## Problem requirements
Scan the data for lines with "color" and report the count by itself.
### The data ###
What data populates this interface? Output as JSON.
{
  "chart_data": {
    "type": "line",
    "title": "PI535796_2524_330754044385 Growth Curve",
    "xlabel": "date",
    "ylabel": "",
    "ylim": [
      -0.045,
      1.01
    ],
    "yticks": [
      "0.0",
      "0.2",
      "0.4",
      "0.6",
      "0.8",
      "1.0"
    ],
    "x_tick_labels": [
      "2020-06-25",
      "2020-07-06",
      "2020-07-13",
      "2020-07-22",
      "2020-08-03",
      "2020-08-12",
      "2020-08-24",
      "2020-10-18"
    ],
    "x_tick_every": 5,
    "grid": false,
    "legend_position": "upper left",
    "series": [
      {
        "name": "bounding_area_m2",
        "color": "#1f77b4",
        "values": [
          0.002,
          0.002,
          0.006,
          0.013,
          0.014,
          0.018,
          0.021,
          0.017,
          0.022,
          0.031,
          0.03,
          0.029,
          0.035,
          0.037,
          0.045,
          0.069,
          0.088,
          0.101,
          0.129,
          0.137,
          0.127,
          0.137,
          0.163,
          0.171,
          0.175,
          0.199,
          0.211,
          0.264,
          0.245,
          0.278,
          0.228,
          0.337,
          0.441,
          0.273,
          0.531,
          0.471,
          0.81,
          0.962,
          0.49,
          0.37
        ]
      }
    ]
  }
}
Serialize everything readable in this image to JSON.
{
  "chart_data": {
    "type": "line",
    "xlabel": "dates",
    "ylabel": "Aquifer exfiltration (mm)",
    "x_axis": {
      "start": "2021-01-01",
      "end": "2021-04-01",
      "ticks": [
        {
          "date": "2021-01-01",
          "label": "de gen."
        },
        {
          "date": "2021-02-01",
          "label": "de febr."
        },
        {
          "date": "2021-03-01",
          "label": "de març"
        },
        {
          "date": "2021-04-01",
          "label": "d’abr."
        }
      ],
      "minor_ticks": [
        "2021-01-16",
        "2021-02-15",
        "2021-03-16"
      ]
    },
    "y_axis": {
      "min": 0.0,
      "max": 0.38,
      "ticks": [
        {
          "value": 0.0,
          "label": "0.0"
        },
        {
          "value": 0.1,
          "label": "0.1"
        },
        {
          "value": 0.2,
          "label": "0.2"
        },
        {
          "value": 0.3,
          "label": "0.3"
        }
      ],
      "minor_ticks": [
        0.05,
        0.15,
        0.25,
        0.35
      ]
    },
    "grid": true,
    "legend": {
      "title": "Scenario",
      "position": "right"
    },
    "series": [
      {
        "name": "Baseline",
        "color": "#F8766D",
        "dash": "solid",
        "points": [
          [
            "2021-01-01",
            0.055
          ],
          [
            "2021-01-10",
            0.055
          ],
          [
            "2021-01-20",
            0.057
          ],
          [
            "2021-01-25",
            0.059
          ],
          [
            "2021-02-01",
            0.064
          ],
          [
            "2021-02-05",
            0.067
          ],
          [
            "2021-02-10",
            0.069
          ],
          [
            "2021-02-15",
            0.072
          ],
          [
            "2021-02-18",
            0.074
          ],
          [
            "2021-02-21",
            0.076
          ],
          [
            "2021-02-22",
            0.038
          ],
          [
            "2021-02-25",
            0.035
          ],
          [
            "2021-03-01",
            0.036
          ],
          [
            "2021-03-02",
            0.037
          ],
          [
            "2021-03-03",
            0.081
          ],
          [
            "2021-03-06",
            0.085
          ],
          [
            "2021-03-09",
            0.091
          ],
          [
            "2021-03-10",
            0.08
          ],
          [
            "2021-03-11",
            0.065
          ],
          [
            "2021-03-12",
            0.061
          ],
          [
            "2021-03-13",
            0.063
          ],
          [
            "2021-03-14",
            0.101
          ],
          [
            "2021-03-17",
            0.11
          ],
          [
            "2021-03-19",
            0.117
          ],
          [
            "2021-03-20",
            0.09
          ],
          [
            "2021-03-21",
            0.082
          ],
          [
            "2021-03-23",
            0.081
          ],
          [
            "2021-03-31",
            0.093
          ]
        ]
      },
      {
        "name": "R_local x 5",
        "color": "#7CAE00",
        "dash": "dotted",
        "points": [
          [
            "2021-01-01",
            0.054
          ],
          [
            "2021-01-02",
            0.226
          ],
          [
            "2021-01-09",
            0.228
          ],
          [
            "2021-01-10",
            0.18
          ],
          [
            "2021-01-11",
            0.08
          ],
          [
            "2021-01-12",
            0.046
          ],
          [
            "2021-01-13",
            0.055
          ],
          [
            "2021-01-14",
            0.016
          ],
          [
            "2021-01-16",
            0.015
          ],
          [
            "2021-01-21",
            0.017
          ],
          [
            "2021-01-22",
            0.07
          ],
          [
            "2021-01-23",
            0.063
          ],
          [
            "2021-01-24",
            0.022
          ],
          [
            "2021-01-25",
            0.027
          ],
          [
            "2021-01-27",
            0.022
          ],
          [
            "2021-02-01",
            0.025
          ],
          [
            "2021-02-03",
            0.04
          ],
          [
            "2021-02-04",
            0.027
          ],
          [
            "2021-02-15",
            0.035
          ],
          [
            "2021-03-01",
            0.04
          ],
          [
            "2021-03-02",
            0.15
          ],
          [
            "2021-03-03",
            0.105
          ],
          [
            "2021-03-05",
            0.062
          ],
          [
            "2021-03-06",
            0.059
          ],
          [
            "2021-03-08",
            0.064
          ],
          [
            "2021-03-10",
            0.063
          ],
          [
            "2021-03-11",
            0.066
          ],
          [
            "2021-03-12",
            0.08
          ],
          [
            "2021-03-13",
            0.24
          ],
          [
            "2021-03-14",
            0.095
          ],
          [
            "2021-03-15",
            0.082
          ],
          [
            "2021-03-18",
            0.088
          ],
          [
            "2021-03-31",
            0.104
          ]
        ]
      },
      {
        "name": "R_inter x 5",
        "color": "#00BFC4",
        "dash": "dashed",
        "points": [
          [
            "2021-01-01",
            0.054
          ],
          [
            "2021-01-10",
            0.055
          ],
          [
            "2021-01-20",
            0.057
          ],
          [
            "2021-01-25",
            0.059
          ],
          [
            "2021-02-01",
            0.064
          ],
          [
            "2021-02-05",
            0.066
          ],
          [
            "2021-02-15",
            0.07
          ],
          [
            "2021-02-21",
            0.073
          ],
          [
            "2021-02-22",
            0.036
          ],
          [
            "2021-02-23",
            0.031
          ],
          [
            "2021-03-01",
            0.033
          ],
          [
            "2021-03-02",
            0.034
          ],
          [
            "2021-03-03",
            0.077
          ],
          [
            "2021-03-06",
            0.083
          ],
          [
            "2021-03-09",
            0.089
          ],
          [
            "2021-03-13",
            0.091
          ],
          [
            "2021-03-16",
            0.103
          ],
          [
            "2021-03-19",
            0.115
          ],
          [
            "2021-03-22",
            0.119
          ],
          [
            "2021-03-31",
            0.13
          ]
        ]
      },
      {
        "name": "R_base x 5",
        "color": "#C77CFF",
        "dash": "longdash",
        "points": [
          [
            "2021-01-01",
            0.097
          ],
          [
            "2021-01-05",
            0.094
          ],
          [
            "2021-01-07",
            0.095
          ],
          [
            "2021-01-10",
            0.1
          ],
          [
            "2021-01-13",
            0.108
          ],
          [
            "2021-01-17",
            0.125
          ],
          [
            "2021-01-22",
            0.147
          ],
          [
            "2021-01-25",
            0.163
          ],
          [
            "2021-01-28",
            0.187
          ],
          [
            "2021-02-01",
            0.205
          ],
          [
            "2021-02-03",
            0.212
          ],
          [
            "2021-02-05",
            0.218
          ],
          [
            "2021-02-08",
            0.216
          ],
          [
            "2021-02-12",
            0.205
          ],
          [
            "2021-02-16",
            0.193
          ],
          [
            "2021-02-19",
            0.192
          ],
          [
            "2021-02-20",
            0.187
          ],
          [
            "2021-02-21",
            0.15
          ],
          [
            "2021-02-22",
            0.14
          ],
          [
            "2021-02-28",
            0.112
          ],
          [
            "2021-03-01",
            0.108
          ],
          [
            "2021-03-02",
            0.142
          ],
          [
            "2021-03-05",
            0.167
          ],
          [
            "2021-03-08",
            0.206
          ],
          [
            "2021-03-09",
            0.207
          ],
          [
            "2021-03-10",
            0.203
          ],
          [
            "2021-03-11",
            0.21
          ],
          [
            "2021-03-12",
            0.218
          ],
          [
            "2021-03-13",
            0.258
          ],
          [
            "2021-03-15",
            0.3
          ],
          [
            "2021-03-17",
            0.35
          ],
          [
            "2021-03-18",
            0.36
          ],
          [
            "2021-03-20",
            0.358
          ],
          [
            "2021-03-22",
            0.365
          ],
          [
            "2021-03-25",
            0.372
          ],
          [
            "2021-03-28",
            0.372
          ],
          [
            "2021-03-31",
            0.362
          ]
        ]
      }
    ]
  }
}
###
## Response
5